> _TASK STATEMENT_
In the material below, the lines containing the word "селах" are required; copy each of them.
--- BEGIN LISTING ---
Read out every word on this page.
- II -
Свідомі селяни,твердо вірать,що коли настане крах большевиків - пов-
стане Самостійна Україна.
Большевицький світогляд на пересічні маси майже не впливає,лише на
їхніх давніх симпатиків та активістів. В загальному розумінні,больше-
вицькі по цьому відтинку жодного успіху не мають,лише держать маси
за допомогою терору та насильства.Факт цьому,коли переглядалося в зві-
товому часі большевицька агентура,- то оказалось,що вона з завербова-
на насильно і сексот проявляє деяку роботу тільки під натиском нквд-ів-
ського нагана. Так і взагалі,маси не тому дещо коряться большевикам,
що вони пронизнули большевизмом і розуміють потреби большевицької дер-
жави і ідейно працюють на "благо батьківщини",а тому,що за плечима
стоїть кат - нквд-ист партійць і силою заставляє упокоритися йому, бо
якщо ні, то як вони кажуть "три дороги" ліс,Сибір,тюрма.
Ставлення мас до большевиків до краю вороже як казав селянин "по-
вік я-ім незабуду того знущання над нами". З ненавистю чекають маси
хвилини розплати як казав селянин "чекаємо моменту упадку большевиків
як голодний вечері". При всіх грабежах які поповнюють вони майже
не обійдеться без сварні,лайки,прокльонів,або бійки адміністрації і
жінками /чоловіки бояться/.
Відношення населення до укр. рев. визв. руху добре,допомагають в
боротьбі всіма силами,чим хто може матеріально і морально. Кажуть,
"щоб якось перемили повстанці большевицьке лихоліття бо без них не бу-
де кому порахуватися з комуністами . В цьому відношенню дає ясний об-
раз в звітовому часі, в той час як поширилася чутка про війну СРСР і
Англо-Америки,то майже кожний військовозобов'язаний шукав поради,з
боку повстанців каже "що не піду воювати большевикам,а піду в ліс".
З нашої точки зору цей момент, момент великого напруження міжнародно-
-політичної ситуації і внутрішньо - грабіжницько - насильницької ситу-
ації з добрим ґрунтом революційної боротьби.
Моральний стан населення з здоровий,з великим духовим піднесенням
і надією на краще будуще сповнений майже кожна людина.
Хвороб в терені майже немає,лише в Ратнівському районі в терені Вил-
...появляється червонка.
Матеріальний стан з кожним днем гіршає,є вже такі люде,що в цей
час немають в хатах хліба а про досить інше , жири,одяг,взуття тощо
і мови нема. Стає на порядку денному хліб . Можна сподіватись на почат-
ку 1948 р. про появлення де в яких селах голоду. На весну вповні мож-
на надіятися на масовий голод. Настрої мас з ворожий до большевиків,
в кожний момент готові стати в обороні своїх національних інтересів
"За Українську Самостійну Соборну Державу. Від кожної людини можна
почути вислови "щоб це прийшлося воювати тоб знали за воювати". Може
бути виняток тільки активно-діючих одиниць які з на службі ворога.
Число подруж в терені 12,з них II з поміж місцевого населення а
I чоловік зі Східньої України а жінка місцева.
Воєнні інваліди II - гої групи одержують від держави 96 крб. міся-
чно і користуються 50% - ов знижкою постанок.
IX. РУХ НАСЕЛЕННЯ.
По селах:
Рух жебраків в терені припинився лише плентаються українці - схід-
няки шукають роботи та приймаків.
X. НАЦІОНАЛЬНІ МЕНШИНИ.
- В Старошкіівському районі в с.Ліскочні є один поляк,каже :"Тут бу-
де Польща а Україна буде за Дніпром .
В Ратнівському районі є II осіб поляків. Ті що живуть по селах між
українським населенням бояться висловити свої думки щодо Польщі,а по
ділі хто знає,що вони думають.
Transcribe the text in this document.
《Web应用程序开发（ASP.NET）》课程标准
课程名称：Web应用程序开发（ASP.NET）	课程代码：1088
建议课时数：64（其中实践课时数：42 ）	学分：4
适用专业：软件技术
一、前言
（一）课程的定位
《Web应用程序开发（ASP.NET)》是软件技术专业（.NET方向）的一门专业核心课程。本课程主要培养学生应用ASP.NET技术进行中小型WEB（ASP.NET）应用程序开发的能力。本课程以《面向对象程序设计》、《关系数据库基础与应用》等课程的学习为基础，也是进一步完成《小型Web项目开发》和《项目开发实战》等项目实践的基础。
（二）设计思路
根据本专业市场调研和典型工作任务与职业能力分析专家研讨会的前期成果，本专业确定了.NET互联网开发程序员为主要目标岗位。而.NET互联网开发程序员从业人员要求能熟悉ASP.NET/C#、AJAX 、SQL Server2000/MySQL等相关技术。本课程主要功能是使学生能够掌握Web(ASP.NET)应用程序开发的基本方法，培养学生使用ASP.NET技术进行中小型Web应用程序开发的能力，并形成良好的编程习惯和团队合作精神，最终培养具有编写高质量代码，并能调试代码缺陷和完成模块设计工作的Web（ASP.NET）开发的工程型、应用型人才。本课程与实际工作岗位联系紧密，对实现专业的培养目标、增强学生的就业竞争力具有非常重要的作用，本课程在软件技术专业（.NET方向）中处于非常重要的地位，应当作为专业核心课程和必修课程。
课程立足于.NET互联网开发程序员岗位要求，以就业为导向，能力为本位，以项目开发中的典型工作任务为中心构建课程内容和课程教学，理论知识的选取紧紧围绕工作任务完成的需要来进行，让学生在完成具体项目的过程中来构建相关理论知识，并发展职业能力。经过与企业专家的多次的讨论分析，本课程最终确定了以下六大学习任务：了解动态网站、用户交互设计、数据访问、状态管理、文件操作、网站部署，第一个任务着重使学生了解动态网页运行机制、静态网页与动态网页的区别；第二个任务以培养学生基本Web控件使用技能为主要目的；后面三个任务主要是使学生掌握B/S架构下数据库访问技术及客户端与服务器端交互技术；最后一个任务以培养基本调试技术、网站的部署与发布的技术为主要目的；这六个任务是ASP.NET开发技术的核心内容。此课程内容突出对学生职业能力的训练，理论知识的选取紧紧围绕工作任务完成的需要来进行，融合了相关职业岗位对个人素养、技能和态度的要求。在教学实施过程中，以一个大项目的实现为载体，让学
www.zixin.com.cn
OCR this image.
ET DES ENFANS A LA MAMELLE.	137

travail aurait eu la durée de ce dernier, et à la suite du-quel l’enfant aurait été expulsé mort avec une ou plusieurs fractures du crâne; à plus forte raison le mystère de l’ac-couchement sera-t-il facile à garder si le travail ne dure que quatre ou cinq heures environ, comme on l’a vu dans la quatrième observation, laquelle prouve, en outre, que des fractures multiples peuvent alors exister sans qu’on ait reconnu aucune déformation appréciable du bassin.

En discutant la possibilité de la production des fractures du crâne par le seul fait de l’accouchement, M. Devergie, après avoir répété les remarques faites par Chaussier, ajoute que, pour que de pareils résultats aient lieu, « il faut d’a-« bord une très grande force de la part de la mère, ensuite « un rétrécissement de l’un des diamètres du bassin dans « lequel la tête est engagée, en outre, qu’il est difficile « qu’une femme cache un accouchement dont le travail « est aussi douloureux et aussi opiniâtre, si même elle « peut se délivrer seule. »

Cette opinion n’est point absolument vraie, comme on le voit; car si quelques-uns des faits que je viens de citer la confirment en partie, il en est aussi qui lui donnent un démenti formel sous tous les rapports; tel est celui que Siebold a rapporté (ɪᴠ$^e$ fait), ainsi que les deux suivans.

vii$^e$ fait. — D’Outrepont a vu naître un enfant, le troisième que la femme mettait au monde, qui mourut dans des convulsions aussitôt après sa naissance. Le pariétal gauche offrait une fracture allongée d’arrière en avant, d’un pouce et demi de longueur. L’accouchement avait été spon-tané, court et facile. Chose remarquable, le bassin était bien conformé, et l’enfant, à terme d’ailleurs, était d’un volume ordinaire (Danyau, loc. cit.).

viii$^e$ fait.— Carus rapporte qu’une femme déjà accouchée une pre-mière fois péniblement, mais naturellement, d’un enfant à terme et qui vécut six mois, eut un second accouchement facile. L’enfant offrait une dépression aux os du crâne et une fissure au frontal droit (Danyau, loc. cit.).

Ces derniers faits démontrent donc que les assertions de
--- END LISTING ---
> _RESULT FOR THIS TASK_
ку 1948 р. про появлення де в яких селах голоду. На весну вповні мож-
По селах:
В Ратнівському районі є II осіб поляків. Ті що живуть по селах між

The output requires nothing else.